GIVEN EXERCISE » Will you write out the data exactly, excluding every picture?

:: DATASET EXCERPTS ::

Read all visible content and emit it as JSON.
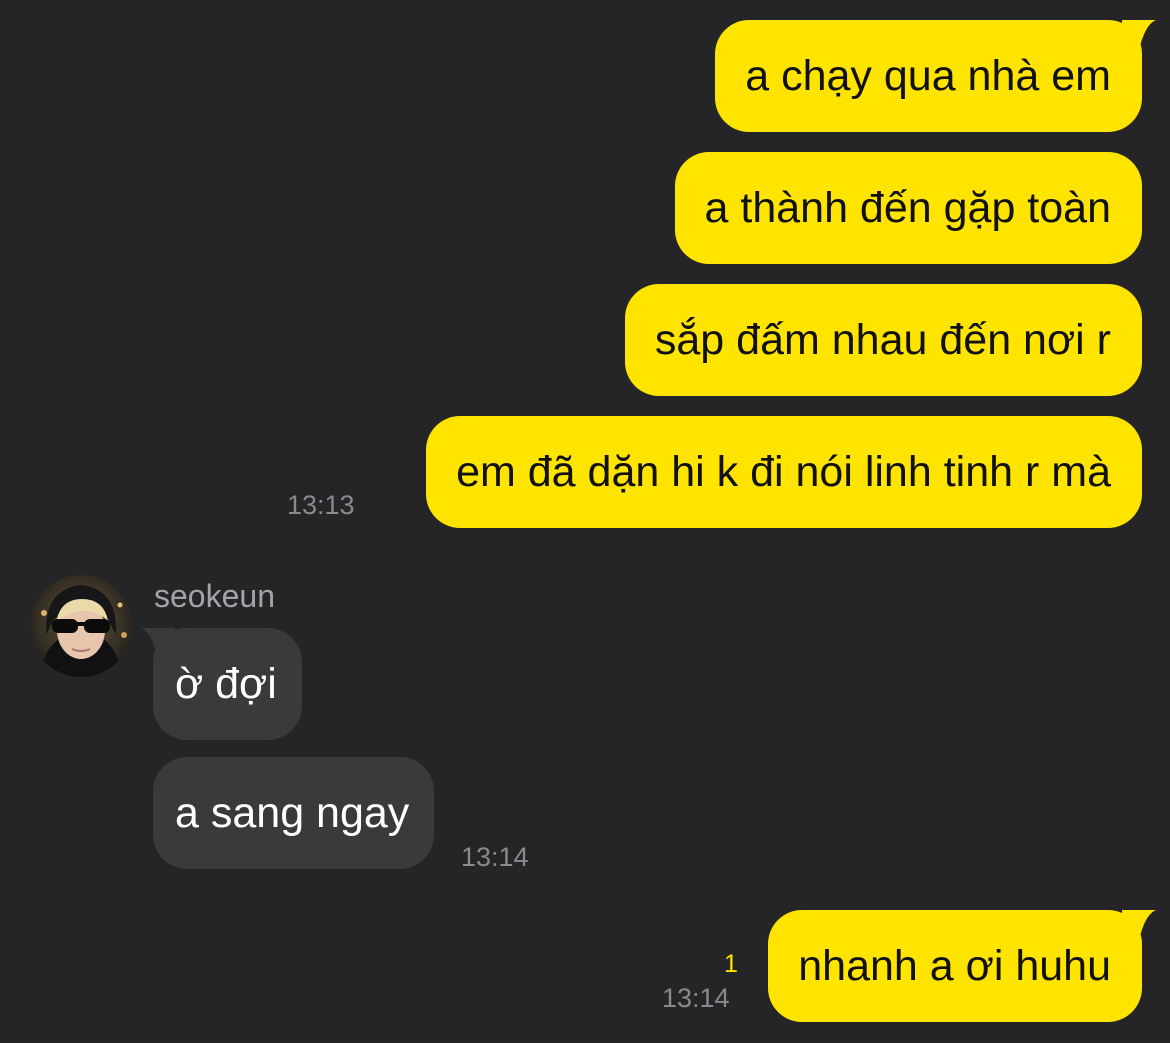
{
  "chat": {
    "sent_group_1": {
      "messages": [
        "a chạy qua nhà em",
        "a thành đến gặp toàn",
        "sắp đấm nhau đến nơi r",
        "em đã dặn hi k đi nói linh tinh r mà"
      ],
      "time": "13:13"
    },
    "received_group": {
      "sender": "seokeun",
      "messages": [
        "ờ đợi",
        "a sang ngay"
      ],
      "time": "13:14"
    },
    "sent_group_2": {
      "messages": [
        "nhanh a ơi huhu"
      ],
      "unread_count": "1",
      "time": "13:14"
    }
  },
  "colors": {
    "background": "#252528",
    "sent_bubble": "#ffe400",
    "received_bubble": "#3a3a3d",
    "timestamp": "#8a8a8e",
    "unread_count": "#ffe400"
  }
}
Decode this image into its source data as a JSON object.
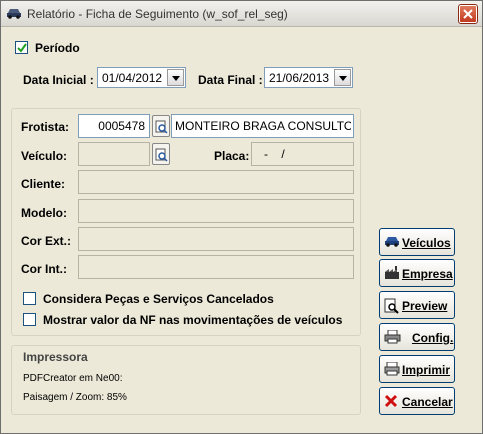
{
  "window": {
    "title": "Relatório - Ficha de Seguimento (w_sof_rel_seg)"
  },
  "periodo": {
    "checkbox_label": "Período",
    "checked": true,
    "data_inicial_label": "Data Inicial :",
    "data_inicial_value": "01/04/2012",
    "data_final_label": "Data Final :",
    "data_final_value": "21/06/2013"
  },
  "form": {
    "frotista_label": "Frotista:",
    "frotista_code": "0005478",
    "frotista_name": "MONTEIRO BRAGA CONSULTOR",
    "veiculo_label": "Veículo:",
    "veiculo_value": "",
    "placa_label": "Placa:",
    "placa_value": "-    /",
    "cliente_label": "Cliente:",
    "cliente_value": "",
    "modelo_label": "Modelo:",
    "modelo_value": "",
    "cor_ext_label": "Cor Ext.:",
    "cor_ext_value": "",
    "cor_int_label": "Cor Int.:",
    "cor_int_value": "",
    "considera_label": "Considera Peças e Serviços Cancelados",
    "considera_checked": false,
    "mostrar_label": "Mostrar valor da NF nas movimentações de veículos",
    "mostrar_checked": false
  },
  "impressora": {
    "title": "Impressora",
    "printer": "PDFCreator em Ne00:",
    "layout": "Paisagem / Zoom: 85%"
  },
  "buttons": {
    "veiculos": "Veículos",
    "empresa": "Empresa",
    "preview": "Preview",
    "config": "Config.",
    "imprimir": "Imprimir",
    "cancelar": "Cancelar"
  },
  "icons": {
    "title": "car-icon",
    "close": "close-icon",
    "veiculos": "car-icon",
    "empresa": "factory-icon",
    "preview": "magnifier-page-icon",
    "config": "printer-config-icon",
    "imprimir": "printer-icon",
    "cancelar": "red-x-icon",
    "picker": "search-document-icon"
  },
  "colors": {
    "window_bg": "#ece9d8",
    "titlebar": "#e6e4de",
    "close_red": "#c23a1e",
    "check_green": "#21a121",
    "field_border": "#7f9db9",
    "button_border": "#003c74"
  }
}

:::

ANSWER TO THE PROBLEM »
Read all visible content and emit it as JSON.
{
  "chat": {
    "sent_group_1": {
      "messages": [
        "a chạy qua nhà em",
        "a thành đến gặp toàn",
        "sắp đấm nhau đến nơi r",
        "em đã dặn hi k đi nói linh tinh r mà"
      ],
      "time": "13:13"
    },
    "received_group": {
      "sender": "seokeun",
      "messages": [
        "ờ đợi",
        "a sang ngay"
      ],
      "time": "13:14"
    },
    "sent_group_2": {
      "messages": [
        "nhanh a ơi huhu"
      ],
      "unread_count": "1",
      "time": "13:14"
    }
  },
  "colors": {
    "background": "#252528",
    "sent_bubble": "#ffe400",
    "received_bubble": "#3a3a3d",
    "timestamp": "#8a8a8e",
    "unread_count": "#ffe400"
  }
}
Decode this image into its source data as a JSON object.
{
  "window": {
    "title": "Relatório - Ficha de Seguimento (w_sof_rel_seg)"
  },
  "periodo": {
    "checkbox_label": "Período",
    "checked": true,
    "data_inicial_label": "Data Inicial :",
    "data_inicial_value": "01/04/2012",
    "data_final_label": "Data Final :",
    "data_final_value": "21/06/2013"
  },
  "form": {
    "frotista_label": "Frotista:",
    "frotista_code": "0005478",
    "frotista_name": "MONTEIRO BRAGA CONSULTOR",
    "veiculo_label": "Veículo:",
    "veiculo_value": "",
    "placa_label": "Placa:",
    "placa_value": "-    /",
    "cliente_label": "Cliente:",
    "cliente_value": "",
    "modelo_label": "Modelo:",
    "modelo_value": "",
    "cor_ext_label": "Cor Ext.:",
    "cor_ext_value": "",
    "cor_int_label": "Cor Int.:",
    "cor_int_value": "",
    "considera_label": "Considera Peças e Serviços Cancelados",
    "considera_checked": false,
    "mostrar_label": "Mostrar valor da NF nas movimentações de veículos",
    "mostrar_checked": false
  },
  "impressora": {
    "title": "Impressora",
    "printer": "PDFCreator em Ne00:",
    "layout": "Paisagem / Zoom: 85%"
  },
  "buttons": {
    "veiculos": "Veículos",
    "empresa": "Empresa",
    "preview": "Preview",
    "config": "Config.",
    "imprimir": "Imprimir",
    "cancelar": "Cancelar"
  },
  "icons": {
    "title": "car-icon",
    "close": "close-icon",
    "veiculos": "car-icon",
    "empresa": "factory-icon",
    "preview": "magnifier-page-icon",
    "config": "printer-config-icon",
    "imprimir": "printer-icon",
    "cancelar": "red-x-icon",
    "picker": "search-document-icon"
  },
  "colors": {
    "window_bg": "#ece9d8",
    "titlebar": "#e6e4de",
    "close_red": "#c23a1e",
    "check_green": "#21a121",
    "field_border": "#7f9db9",
    "button_border": "#003c74"
  }
}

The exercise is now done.